PASSAGE:

● ● ● ● ● ● ●

You know when you go out against your will and you’re like ‘ugh, i really don’t wanna be out right now, i HATE dancing, i don’t like these people THAT much, drunk girls are dumb, i have homework to do, my head hurts and i just wanna be asleep’ AND THEN… your mothereffingJAM comes on (probably SINCE U BEEN GONE) and all of sudden your left arm goes up in the air, your jaw drops to the floor, your eyes get the size or grapefruits, the upper half of your body leans back, and in no time you’re doing this weird crab dance b/c you don’t GIVE A FUCK WHAT PEOPLE THINK B/C IT’S YOUR FUCKING JAM THIS IS KELLY WHY DOES NO ONE UNDERSTAND!?!??!!

Well, this is a lot like your life right now. I mean, let’s be real, this is a lot like everyone’s life before they figure themselves out. You’re going to feel these feelings again. If you decide ‘NO I DON’T WANT TO DANCE’ and you leave the bar, no matter where you go… SINCE U BEEN GONE is going to play again before your life is over. It’s going to play more than once, and eventually you’re going to jam the fuck out.

You can’t help how you feel, 21yearoldfemalestudent, but you CAN help what you do about it. You can try and suppress your feelings all you want, but they’re going to come back. The longer you try and pretend your feelings aren’t there, the harder they’re going to be to deal with.

● ● ● ● ● ● ●

MATERIAL FOR THE TASK:
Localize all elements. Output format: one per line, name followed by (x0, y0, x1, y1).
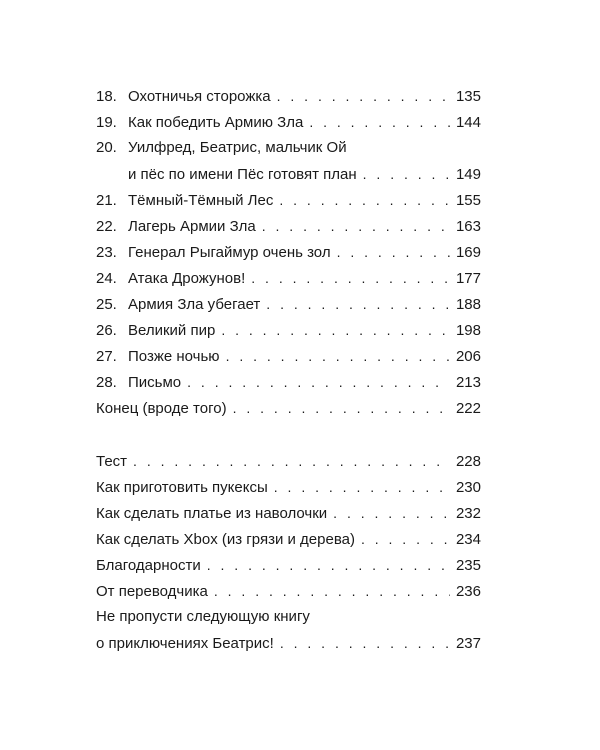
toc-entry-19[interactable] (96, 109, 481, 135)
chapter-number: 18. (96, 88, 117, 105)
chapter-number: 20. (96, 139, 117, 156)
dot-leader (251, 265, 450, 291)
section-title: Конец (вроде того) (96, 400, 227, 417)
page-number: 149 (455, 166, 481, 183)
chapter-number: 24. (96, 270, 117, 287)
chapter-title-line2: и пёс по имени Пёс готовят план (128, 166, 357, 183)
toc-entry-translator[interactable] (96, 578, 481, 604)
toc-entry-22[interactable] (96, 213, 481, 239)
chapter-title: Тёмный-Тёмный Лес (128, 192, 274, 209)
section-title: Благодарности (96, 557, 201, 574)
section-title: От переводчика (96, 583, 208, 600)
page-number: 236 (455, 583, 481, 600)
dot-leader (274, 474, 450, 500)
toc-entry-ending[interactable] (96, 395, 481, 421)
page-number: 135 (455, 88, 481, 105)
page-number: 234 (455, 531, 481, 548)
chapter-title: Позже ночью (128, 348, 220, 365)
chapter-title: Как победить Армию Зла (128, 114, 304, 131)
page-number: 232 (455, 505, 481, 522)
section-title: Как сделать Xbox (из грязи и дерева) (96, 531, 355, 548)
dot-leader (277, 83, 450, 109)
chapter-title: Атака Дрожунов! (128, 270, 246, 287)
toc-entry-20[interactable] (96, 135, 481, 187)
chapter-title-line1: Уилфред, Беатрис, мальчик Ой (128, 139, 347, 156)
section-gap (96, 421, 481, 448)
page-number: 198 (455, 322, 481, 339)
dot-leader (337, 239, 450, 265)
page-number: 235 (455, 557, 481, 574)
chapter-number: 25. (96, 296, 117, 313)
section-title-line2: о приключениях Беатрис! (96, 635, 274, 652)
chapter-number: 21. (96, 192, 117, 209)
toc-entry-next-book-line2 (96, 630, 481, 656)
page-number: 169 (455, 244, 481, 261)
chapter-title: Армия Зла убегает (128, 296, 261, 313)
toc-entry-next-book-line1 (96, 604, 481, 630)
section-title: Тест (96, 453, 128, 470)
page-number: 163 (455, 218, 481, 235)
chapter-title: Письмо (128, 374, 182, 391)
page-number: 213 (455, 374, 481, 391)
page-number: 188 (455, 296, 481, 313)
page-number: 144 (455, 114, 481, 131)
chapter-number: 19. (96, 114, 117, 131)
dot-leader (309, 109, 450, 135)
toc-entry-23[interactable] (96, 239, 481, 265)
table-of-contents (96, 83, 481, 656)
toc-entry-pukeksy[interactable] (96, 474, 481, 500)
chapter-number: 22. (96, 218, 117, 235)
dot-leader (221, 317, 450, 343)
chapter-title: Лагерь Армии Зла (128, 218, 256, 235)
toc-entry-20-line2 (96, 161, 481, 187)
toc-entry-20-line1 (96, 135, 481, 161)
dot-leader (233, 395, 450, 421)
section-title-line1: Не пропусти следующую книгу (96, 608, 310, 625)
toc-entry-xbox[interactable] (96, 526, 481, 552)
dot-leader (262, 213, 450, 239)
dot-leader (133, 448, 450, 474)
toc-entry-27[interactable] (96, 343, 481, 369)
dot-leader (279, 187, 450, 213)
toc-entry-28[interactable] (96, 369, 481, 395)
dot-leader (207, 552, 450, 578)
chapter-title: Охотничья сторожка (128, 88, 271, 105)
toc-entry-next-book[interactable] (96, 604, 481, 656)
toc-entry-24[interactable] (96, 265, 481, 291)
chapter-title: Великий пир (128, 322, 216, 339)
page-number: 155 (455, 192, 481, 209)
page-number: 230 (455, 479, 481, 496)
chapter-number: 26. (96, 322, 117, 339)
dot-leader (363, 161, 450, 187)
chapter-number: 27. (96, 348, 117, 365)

● ● ● ● ● ● ●

INSTRUCTIONS:
1. In the records, repeat word for word everything from the line that contains "toc-entry-19[interactable] (96, 109, 481, 135)" down to the line that contains "chapter-number: 21. (96, 192, 117, 209)", including both of those lines.
2. Continue the passage of advice about facing your feelings, starting from where it stops.

THE RESPONSES:
1.
toc-entry-19[interactable] (96, 109, 481, 135)
chapter-number: 18. (96, 88, 117, 105)
chapter-number: 20. (96, 139, 117, 156)
dot-leader (251, 265, 450, 291)
section-title: Конец (вроде того) (96, 400, 227, 417)
page-number: 149 (455, 166, 481, 183)
chapter-number: 24. (96, 270, 117, 287)
chapter-title-line2: и пёс по имени Пёс готовят план (128, 166, 357, 183)
toc-entry-translator[interactable] (96, 578, 481, 604)
toc-entry-22[interactable] (96, 213, 481, 239)
chapter-title: Тёмный-Тёмный Лес (128, 192, 274, 209)
section-title: Благодарности (96, 557, 201, 574)
section-title: От переводчика (96, 583, 208, 600)
page-number: 236 (455, 583, 481, 600)
dot-leader (274, 474, 450, 500)
toc-entry-ending[interactable] (96, 395, 481, 421)
page-number: 135 (455, 88, 481, 105)
page-number: 234 (455, 531, 481, 548)
chapter-title: Позже ночью (128, 348, 220, 365)
chapter-title: Как победить Армию Зла (128, 114, 304, 131)
page-number: 232 (455, 505, 481, 522)
section-title: Как сделать Xbox (из грязи и дерева) (96, 531, 355, 548)
dot-leader (277, 83, 450, 109)
chapter-title: Атака Дрожунов! (128, 270, 246, 287)
toc-entry-20[interactable] (96, 135, 481, 187)
chapter-title-line1: Уилфред, Беатрис, мальчик Ой (128, 139, 347, 156)
section-gap (96, 421, 481, 448)
page-number: 198 (455, 322, 481, 339)
dot-leader (337, 239, 450, 265)
page-number: 235 (455, 557, 481, 574)
chapter-number: 25. (96, 296, 117, 313)
section-title-line2: о приключениях Беатрис! (96, 635, 274, 652)
chapter-number: 21. (96, 192, 117, 209)

2.
Also. Why would you deny yourself the opportunity to love someone? Love is the most beautiful, fascinating, breathtaking, mind-blowing, nerve-wracking, nail-biting, wonderful experiences that life has to offer. Don’t pass it up just because you’re scared. Fear vs. Love, y’all.

btw. i’m totally going to start referring to ‘boning’ as ‘jamming out’

Kristin Says:

If anyone has ever wondered why Dannielle and I work so well together, it is because that is literally exactly what happens to my body when Kelly Clarkson plays.  #shegetsme

In other news, yes, figuring out that you may be gay is a lot to handle.  You have probably always seen your life a certain way…maybe a husband, a few kids, a couple of houses and an indoor swimming pool.  I am not sure how that imaginary life looked, but since it is imaginary, I’m really hoping you included the indoor swimming pool.  The hard truth of it all is that it was only imaginary.  You cannot know what your life is going to look like before you live it, and so the only advice we can give to you is to stop fighting those feelings, and start trying to accept them.

You may fall in love with a woman who then cheats on you with a married woman whose husband takes solace in your understanding, so then you start boning the scorned husband and accidentally get pregnant and you keep the baby, but you resent the ex-husband so you leave him and move to a farm where you meet the woman of your dreams, and you raise your baby and adopt a dog and grow tomatoes and buy a swing for your porch.

Stop trying to figure out where to put the swing on your imaginary porch, and start at the part where you follow your feelings and kiss that first girl.  The rest will follow, and there is no stopping any of it.  Try to find people who can help you adjust to these new feelings, but don’t bury them.  Take it one day at a time, and send us an email when you kiss that girl and are like, “HOLY BALLS I AM STILL NOT TOTALLY SURE I CAN DO THIS BUT WHEN DO I GET TO TAKE HER CLOTHES OFF?!?!”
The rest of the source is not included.